__Task objective__
Below you will find a set of lines. Repeat them all exactly.

__Data for this task__
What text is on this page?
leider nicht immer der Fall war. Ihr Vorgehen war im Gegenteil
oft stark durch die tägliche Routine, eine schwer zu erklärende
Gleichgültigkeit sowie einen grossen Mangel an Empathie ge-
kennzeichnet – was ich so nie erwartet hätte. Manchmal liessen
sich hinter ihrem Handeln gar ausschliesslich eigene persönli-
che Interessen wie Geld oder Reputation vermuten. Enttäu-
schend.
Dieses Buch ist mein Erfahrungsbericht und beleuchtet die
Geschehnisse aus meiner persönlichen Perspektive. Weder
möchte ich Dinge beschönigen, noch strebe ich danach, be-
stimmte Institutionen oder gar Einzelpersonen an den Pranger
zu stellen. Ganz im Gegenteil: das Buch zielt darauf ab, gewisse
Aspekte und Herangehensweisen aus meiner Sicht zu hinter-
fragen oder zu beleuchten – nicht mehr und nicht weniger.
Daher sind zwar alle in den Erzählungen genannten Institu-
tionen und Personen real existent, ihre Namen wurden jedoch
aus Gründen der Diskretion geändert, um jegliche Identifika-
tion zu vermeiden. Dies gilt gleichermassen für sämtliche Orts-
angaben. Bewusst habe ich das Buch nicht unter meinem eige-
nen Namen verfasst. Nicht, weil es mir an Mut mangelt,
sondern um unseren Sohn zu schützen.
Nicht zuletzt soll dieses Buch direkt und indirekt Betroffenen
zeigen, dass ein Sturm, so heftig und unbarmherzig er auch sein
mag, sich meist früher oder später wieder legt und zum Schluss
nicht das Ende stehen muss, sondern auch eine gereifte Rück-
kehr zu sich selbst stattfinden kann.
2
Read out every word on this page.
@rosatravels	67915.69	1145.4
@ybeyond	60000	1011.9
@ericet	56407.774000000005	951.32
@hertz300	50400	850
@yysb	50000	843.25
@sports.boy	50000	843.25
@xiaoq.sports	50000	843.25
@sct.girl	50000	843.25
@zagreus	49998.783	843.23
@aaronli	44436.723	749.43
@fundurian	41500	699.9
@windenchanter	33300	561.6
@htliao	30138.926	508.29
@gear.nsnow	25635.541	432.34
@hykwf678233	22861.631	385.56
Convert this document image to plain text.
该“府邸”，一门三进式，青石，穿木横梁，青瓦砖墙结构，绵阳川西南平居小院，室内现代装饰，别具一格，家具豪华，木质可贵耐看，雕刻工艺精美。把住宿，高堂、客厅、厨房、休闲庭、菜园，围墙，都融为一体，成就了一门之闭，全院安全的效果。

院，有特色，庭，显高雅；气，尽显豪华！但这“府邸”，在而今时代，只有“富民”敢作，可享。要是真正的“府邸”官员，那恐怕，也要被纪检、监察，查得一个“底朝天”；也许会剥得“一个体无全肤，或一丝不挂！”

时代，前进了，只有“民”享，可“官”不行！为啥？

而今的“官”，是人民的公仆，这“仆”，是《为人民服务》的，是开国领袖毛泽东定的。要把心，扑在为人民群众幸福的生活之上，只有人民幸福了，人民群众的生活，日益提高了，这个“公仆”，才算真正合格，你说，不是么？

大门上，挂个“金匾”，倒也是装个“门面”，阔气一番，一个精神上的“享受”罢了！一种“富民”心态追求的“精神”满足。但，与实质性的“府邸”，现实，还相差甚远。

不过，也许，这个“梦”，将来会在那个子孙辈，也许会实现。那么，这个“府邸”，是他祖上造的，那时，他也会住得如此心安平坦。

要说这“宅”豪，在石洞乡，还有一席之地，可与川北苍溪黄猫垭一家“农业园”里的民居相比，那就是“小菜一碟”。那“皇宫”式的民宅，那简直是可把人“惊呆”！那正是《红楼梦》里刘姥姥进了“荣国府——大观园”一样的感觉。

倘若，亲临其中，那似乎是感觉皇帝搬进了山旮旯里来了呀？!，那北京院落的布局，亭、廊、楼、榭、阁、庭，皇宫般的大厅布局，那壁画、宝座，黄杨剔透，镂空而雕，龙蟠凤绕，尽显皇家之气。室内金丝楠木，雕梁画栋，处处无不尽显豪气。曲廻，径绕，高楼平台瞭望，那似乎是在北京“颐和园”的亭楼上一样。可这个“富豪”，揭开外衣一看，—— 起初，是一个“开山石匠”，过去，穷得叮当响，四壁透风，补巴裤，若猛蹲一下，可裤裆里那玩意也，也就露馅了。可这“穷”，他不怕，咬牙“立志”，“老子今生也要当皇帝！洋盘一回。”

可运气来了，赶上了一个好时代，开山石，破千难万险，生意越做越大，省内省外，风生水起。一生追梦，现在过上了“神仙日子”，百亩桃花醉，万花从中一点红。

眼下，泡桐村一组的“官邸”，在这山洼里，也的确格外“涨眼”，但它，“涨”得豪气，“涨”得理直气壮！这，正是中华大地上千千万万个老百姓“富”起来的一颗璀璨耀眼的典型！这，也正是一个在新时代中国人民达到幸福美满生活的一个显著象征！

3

__Task output__
What text is on this page?
leider nicht immer der Fall war. Ihr Vorgehen war im Gegenteil
oft stark durch die tägliche Routine, eine schwer zu erklärende
Gleichgültigkeit sowie einen grossen Mangel an Empathie ge-
kennzeichnet – was ich so nie erwartet hätte. Manchmal liessen
sich hinter ihrem Handeln gar ausschliesslich eigene persönli-
che Interessen wie Geld oder Reputation vermuten. Enttäu-
schend.
Dieses Buch ist mein Erfahrungsbericht und beleuchtet die
Geschehnisse aus meiner persönlichen Perspektive. Weder
möchte ich Dinge beschönigen, noch strebe ich danach, be-
stimmte Institutionen oder gar Einzelpersonen an den Pranger
zu stellen. Ganz im Gegenteil: das Buch zielt darauf ab, gewisse
Aspekte und Herangehensweisen aus meiner Sicht zu hinter-
fragen oder zu beleuchten – nicht mehr und nicht weniger.
Daher sind zwar alle in den Erzählungen genannten Institu-
tionen und Personen real existent, ihre Namen wurden jedoch
aus Gründen der Diskretion geändert, um jegliche Identifika-
tion zu vermeiden. Dies gilt gleichermassen für sämtliche Orts-
angaben. Bewusst habe ich das Buch nicht unter meinem eige-
nen Namen verfasst. Nicht, weil es mir an Mut mangelt,
sondern um unseren Sohn zu schützen.
Nicht zuletzt soll dieses Buch direkt und indirekt Betroffenen
zeigen, dass ein Sturm, so heftig und unbarmherzig er auch sein
mag, sich meist früher oder später wieder legt und zum Schluss
nicht das Ende stehen muss, sondern auch eine gereifte Rück-
kehr zu sich selbst stattfinden kann.
2
Read out every word on this page.
@rosatravels	67915.69	1145.4
@ybeyond	60000	1011.9
@ericet	56407.774000000005	951.32
@hertz300	50400	850
@yysb	50000	843.25
@sports.boy	50000	843.25
@xiaoq.sports	50000	843.25
@sct.girl	50000	843.25
@zagreus	49998.783	843.23
@aaronli	44436.723	749.43
@fundurian	41500	699.9
@windenchanter	33300	561.6
@htliao	30138.926	508.29
@gear.nsnow	25635.541	432.34
@hykwf678233	22861.631	385.56
Convert this document image to plain text.
该“府邸”，一门三进式，青石，穿木横梁，青瓦砖墙结构，绵阳川西南平居小院，室内现代装饰，别具一格，家具豪华，木质可贵耐看，雕刻工艺精美。把住宿，高堂、客厅、厨房、休闲庭、菜园，围墙，都融为一体，成就了一门之闭，全院安全的效果。

院，有特色，庭，显高雅；气，尽显豪华！但这“府邸”，在而今时代，只有“富民”敢作，可享。要是真正的“府邸”官员，那恐怕，也要被纪检、监察，查得一个“底朝天”；也许会剥得“一个体无全肤，或一丝不挂！”

时代，前进了，只有“民”享，可“官”不行！为啥？

而今的“官”，是人民的公仆，这“仆”，是《为人民服务》的，是开国领袖毛泽东定的。要把心，扑在为人民群众幸福的生活之上，只有人民幸福了，人民群众的生活，日益提高了，这个“公仆”，才算真正合格，你说，不是么？

大门上，挂个“金匾”，倒也是装个“门面”，阔气一番，一个精神上的“享受”罢了！一种“富民”心态追求的“精神”满足。但，与实质性的“府邸”，现实，还相差甚远。

不过，也许，这个“梦”，将来会在那个子孙辈，也许会实现。那么，这个“府邸”，是他祖上造的，那时，他也会住得如此心安平坦。

要说这“宅”豪，在石洞乡，还有一席之地，可与川北苍溪黄猫垭一家“农业园”里的民居相比，那就是“小菜一碟”。那“皇宫”式的民宅，那简直是可把人“惊呆”！那正是《红楼梦》里刘姥姥进了“荣国府——大观园”一样的感觉。

倘若，亲临其中，那似乎是感觉皇帝搬进了山旮旯里来了呀？!，那北京院落的布局，亭、廊、楼、榭、阁、庭，皇宫般的大厅布局，那壁画、宝座，黄杨剔透，镂空而雕，龙蟠凤绕，尽显皇家之气。室内金丝楠木，雕梁画栋，处处无不尽显豪气。曲廻，径绕，高楼平台瞭望，那似乎是在北京“颐和园”的亭楼上一样。可这个“富豪”，揭开外衣一看，—— 起初，是一个“开山石匠”，过去，穷得叮当响，四壁透风，补巴裤，若猛蹲一下，可裤裆里那玩意也，也就露馅了。可这“穷”，他不怕，咬牙“立志”，“老子今生也要当皇帝！洋盘一回。”

可运气来了，赶上了一个好时代，开山石，破千难万险，生意越做越大，省内省外，风生水起。一生追梦，现在过上了“神仙日子”，百亩桃花醉，万花从中一点红。

眼下，泡桐村一组的“官邸”，在这山洼里，也的确格外“涨眼”，但它，“涨”得豪气，“涨”得理直气壮！这，正是中华大地上千千万万个老百姓“富”起来的一颗璀璨耀眼的典型！这，也正是一个在新时代中国人民达到幸福美满生活的一个显著象征！

3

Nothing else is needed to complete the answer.